→ JOB
Show each line from the listing that includes the word "name".

→ DATASET RECORDS
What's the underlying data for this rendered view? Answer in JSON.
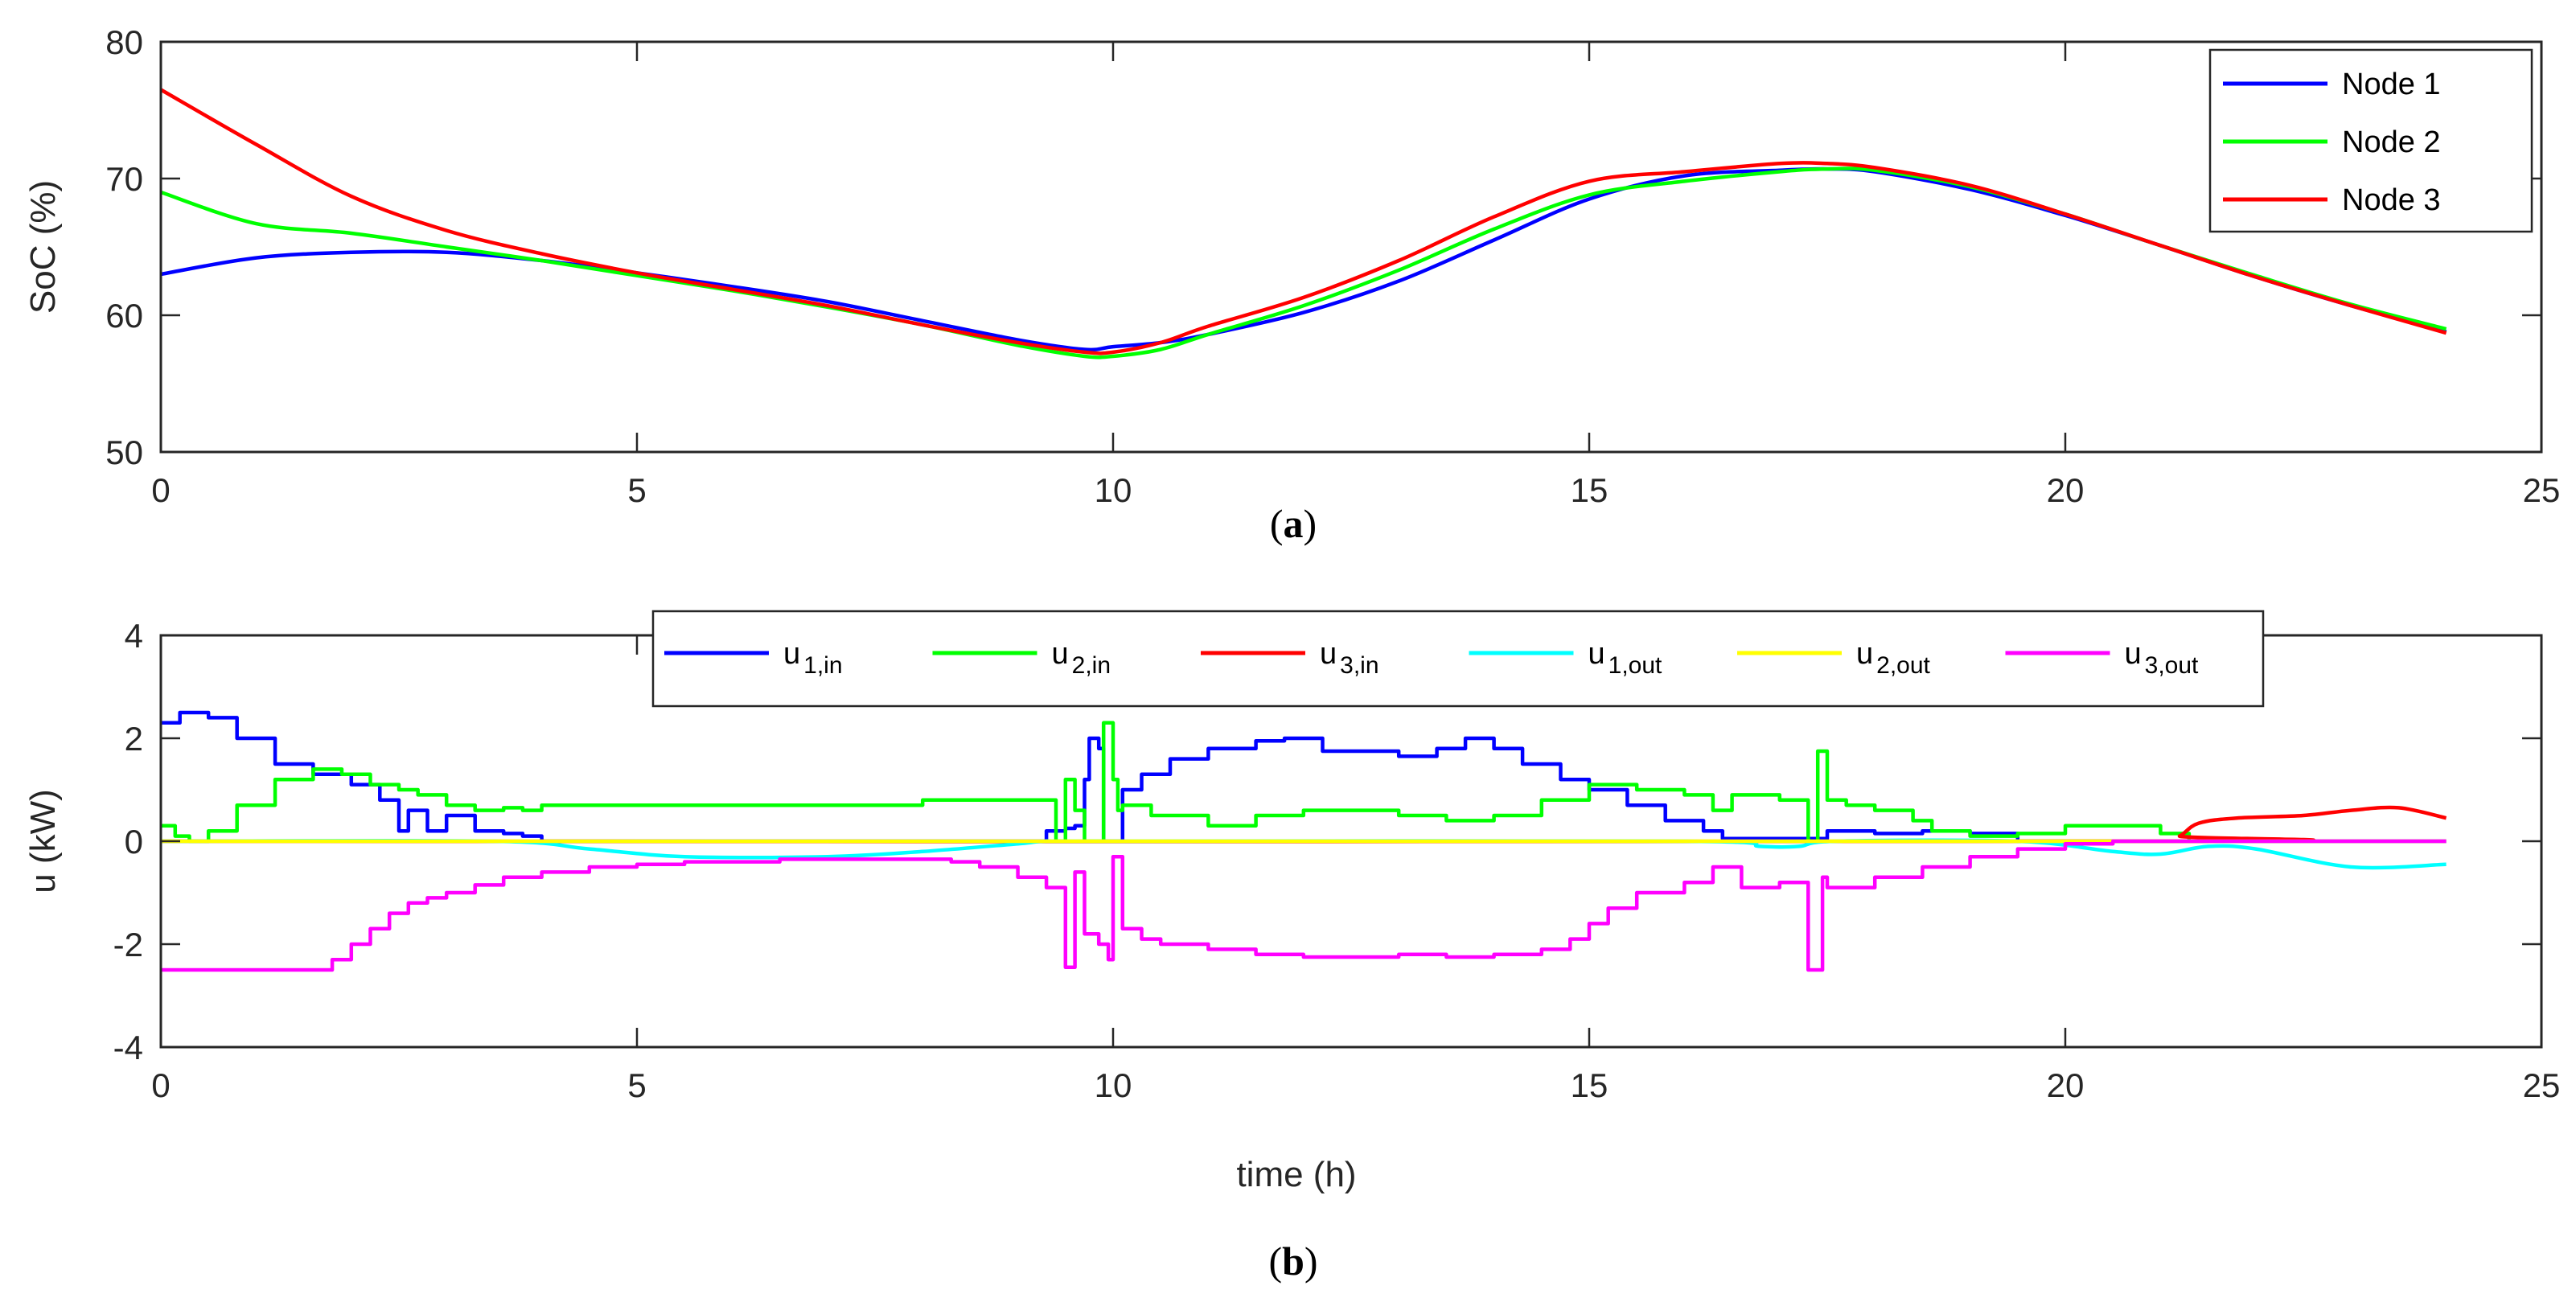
{
  "chart_data": [
    {
      "type": "line",
      "panel": "a",
      "caption": "a",
      "xlabel": "",
      "ylabel": "SoC  (%)",
      "xlim": [
        0,
        25
      ],
      "ylim": [
        50,
        80
      ],
      "xticks": [
        0,
        5,
        10,
        15,
        20,
        25
      ],
      "yticks": [
        50,
        60,
        70,
        80
      ],
      "legend_position": "top-right",
      "series": [
        {
          "name": "Node 1",
          "color": "#0000ff",
          "x": [
            0,
            1,
            2,
            3,
            4,
            5,
            6,
            7,
            8,
            9,
            9.7,
            10,
            10.5,
            11,
            12,
            13,
            14,
            15,
            16,
            17,
            17.5,
            18,
            19,
            20,
            21,
            22,
            23,
            24
          ],
          "y": [
            63,
            64.2,
            64.6,
            64.6,
            64,
            63.1,
            62.1,
            61,
            59.6,
            58.2,
            57.5,
            57.7,
            58,
            58.6,
            60.2,
            62.5,
            65.5,
            68.5,
            70.2,
            70.6,
            70.7,
            70.5,
            69.2,
            67.3,
            65.1,
            62.8,
            60.7,
            58.8
          ]
        },
        {
          "name": "Node 2",
          "color": "#00ff00",
          "x": [
            0,
            1,
            2,
            3,
            4,
            5,
            6,
            7,
            8,
            9,
            9.7,
            10,
            10.5,
            11,
            12,
            13,
            14,
            15,
            16,
            17,
            17.5,
            18,
            19,
            20,
            21,
            22,
            23,
            24
          ],
          "y": [
            69,
            66.7,
            66,
            65,
            64,
            62.9,
            61.8,
            60.6,
            59.3,
            57.8,
            57,
            57,
            57.5,
            58.6,
            60.7,
            63.3,
            66.3,
            68.8,
            69.8,
            70.5,
            70.7,
            70.6,
            69.4,
            67.4,
            65.1,
            62.9,
            60.8,
            59
          ]
        },
        {
          "name": "Node 3",
          "color": "#ff0000",
          "x": [
            0,
            1,
            2,
            3,
            4,
            5,
            6,
            7,
            8,
            9,
            9.7,
            10,
            10.5,
            11,
            12,
            13,
            14,
            15,
            16,
            17,
            17.5,
            18,
            19,
            20,
            21,
            22,
            23,
            24
          ],
          "y": [
            76.5,
            72.5,
            68.7,
            66.2,
            64.5,
            63.1,
            61.9,
            60.7,
            59.3,
            58,
            57.3,
            57.3,
            58,
            59.2,
            61.3,
            64,
            67.2,
            69.8,
            70.5,
            71.1,
            71.1,
            70.8,
            69.5,
            67.4,
            65.1,
            62.8,
            60.7,
            58.7
          ]
        }
      ]
    },
    {
      "type": "line",
      "panel": "b",
      "caption": "b",
      "xlabel": "time (h)",
      "ylabel": "u  (kW)",
      "xlim": [
        0,
        25
      ],
      "ylim": [
        -4,
        4
      ],
      "xticks": [
        0,
        5,
        10,
        15,
        20,
        25
      ],
      "yticks": [
        -4,
        -2,
        0,
        2,
        4
      ],
      "legend_position": "top",
      "series": [
        {
          "name": "u1,in",
          "label_main": "u",
          "label_sub": "1,in",
          "color": "#0000ff",
          "step": true,
          "x": [
            0,
            0.2,
            0.5,
            0.8,
            1.2,
            1.6,
            2.0,
            2.3,
            2.5,
            2.6,
            2.8,
            3.0,
            3.3,
            3.6,
            3.8,
            4.0,
            5,
            7,
            9,
            9.3,
            9.5,
            9.6,
            9.7,
            9.75,
            9.85,
            9.9,
            10.0,
            10.1,
            10.3,
            10.6,
            11.0,
            11.5,
            11.8,
            12.2,
            13.0,
            13.4,
            13.7,
            14.0,
            14.3,
            14.7,
            15.0,
            15.4,
            15.8,
            16.2,
            16.4,
            16.8,
            17.2,
            17.5,
            18.0,
            18.5,
            19.0,
            19.5,
            24
          ],
          "y": [
            2.3,
            2.5,
            2.4,
            2.0,
            1.5,
            1.3,
            1.1,
            0.8,
            0.2,
            0.6,
            0.2,
            0.5,
            0.2,
            0.15,
            0.1,
            0.0,
            0.0,
            0.0,
            0.0,
            0.2,
            0.25,
            0.3,
            1.2,
            2.0,
            1.8,
            0.0,
            0.0,
            1.0,
            1.3,
            1.6,
            1.8,
            1.95,
            2.0,
            1.75,
            1.65,
            1.8,
            2.0,
            1.8,
            1.5,
            1.2,
            1.0,
            0.7,
            0.4,
            0.2,
            0.05,
            0.05,
            0.05,
            0.2,
            0.15,
            0.2,
            0.15,
            0.0,
            0.0
          ]
        },
        {
          "name": "u2,in",
          "label_main": "u",
          "label_sub": "2,in",
          "color": "#00ff00",
          "step": true,
          "x": [
            0,
            0.15,
            0.3,
            0.5,
            0.8,
            1.2,
            1.6,
            1.9,
            2.2,
            2.5,
            2.7,
            3.0,
            3.3,
            3.6,
            3.8,
            4.0,
            5.0,
            6.0,
            7.0,
            8.0,
            9.0,
            9.4,
            9.5,
            9.6,
            9.7,
            9.8,
            9.9,
            10.0,
            10.05,
            10.1,
            10.4,
            11.0,
            11.5,
            12.0,
            12.5,
            13.0,
            13.5,
            14.0,
            14.5,
            15.0,
            15.5,
            16.0,
            16.3,
            16.5,
            17.0,
            17.3,
            17.4,
            17.5,
            17.7,
            18.0,
            18.4,
            18.6,
            19.0,
            19.5,
            20.0,
            20.5,
            21.0,
            21.3,
            21.5
          ],
          "y": [
            0.3,
            0.1,
            0.0,
            0.2,
            0.7,
            1.2,
            1.4,
            1.3,
            1.1,
            1.0,
            0.9,
            0.7,
            0.6,
            0.65,
            0.6,
            0.7,
            0.7,
            0.7,
            0.7,
            0.8,
            0.8,
            0.0,
            1.2,
            0.6,
            0.0,
            0.0,
            2.3,
            1.2,
            0.6,
            0.7,
            0.5,
            0.3,
            0.5,
            0.6,
            0.6,
            0.5,
            0.4,
            0.5,
            0.8,
            1.1,
            1.0,
            0.9,
            0.6,
            0.9,
            0.8,
            0.0,
            1.75,
            0.8,
            0.7,
            0.6,
            0.4,
            0.2,
            0.1,
            0.15,
            0.3,
            0.3,
            0.15,
            0.0,
            0.0
          ]
        },
        {
          "name": "u3,in",
          "label_main": "u",
          "label_sub": "3,in",
          "color": "#ff0000",
          "step": false,
          "x": [
            0,
            21.0,
            21.2,
            21.4,
            21.8,
            22.5,
            23.0,
            23.5,
            24
          ],
          "y": [
            0,
            0,
            0.1,
            0.35,
            0.45,
            0.5,
            0.6,
            0.65,
            0.45
          ]
        },
        {
          "name": "u1,out",
          "label_main": "u",
          "label_sub": "1,out",
          "color": "#00ffff",
          "step": false,
          "x": [
            0,
            3.5,
            4.5,
            5.5,
            7.0,
            8.0,
            9.0,
            9.3,
            10,
            16,
            16.8,
            17.2,
            17.6,
            19.5,
            20.5,
            21.0,
            21.5,
            22.0,
            23.0,
            24
          ],
          "y": [
            0,
            0,
            -0.15,
            -0.3,
            -0.3,
            -0.2,
            -0.05,
            0,
            0,
            0,
            -0.1,
            -0.1,
            0,
            0,
            -0.2,
            -0.25,
            -0.1,
            -0.15,
            -0.5,
            -0.45
          ]
        },
        {
          "name": "u2,out",
          "label_main": "u",
          "label_sub": "2,out",
          "color": "#ffff00",
          "step": false,
          "x": [
            0,
            24
          ],
          "y": [
            0,
            0
          ]
        },
        {
          "name": "u3,out",
          "label_main": "u",
          "label_sub": "3,out",
          "color": "#ff00ff",
          "step": true,
          "x": [
            0,
            1.8,
            2.0,
            2.2,
            2.4,
            2.6,
            2.8,
            3.0,
            3.3,
            3.6,
            4.0,
            4.5,
            5.0,
            5.5,
            6.5,
            7.5,
            8.3,
            8.6,
            9.0,
            9.3,
            9.5,
            9.6,
            9.7,
            9.85,
            9.95,
            10.0,
            10.1,
            10.3,
            10.5,
            11.0,
            11.5,
            12.0,
            13.0,
            13.5,
            14.0,
            14.5,
            14.8,
            15.0,
            15.2,
            15.5,
            16.0,
            16.3,
            16.6,
            17.0,
            17.3,
            17.45,
            17.5,
            18.0,
            18.5,
            19.0,
            19.5,
            20.0,
            20.5,
            21.0,
            24
          ],
          "y": [
            -2.5,
            -2.3,
            -2.0,
            -1.7,
            -1.4,
            -1.2,
            -1.1,
            -1.0,
            -0.85,
            -0.7,
            -0.6,
            -0.5,
            -0.45,
            -0.4,
            -0.35,
            -0.35,
            -0.4,
            -0.5,
            -0.7,
            -0.9,
            -2.45,
            -0.6,
            -1.8,
            -2.0,
            -2.3,
            -0.3,
            -1.7,
            -1.9,
            -2.0,
            -2.1,
            -2.2,
            -2.25,
            -2.2,
            -2.25,
            -2.2,
            -2.1,
            -1.9,
            -1.6,
            -1.3,
            -1.0,
            -0.8,
            -0.5,
            -0.9,
            -0.8,
            -2.5,
            -0.7,
            -0.9,
            -0.7,
            -0.5,
            -0.3,
            -0.15,
            -0.05,
            0.0,
            0.0,
            0.0
          ]
        }
      ]
    }
  ]
}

→ OUTPUT OF THE TASK
          "name": "Node 1",
          "name": "Node 2",
          "name": "Node 3",
          "name": "u1,in",
          "name": "u2,in",
          "name": "u3,in",
          "name": "u1,out",
          "name": "u2,out",
          "name": "u3,out",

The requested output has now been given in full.